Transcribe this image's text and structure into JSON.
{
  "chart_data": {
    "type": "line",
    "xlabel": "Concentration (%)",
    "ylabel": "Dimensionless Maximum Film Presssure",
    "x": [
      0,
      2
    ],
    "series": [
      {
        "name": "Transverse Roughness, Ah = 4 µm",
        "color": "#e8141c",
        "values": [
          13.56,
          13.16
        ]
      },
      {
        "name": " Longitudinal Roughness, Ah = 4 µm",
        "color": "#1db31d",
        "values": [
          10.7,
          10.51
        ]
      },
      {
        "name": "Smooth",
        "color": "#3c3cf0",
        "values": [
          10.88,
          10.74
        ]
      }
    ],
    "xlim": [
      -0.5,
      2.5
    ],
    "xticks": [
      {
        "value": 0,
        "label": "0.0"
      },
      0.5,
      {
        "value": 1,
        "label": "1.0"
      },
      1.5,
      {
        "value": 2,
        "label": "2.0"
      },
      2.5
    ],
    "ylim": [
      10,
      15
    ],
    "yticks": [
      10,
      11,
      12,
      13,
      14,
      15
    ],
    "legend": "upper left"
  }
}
# # # # # # #
Reproduce the complete data exactly as presented above.

Written answer >>
Transcribe this image's text and structure into JSON.
{
  "chart_data": {
    "type": "line",
    "xlabel": "Concentration (%)",
    "ylabel": "Dimensionless Maximum Film Presssure",
    "x": [
      0,
      2
    ],
    "series": [
      {
        "name": "Transverse Roughness, Ah = 4 µm",
        "color": "#e8141c",
        "values": [
          13.56,
          13.16
        ]
      },
      {
        "name": " Longitudinal Roughness, Ah = 4 µm",
        "color": "#1db31d",
        "values": [
          10.7,
          10.51
        ]
      },
      {
        "name": "Smooth",
        "color": "#3c3cf0",
        "values": [
          10.88,
          10.74
        ]
      }
    ],
    "xlim": [
      -0.5,
      2.5
    ],
    "xticks": [
      {
        "value": 0,
        "label": "0.0"
      },
      0.5,
      {
        "value": 1,
        "label": "1.0"
      },
      1.5,
      {
        "value": 2,
        "label": "2.0"
      },
      2.5
    ],
    "ylim": [
      10,
      15
    ],
    "yticks": [
      10,
      11,
      12,
      13,
      14,
      15
    ],
    "legend": "upper left"
  }
}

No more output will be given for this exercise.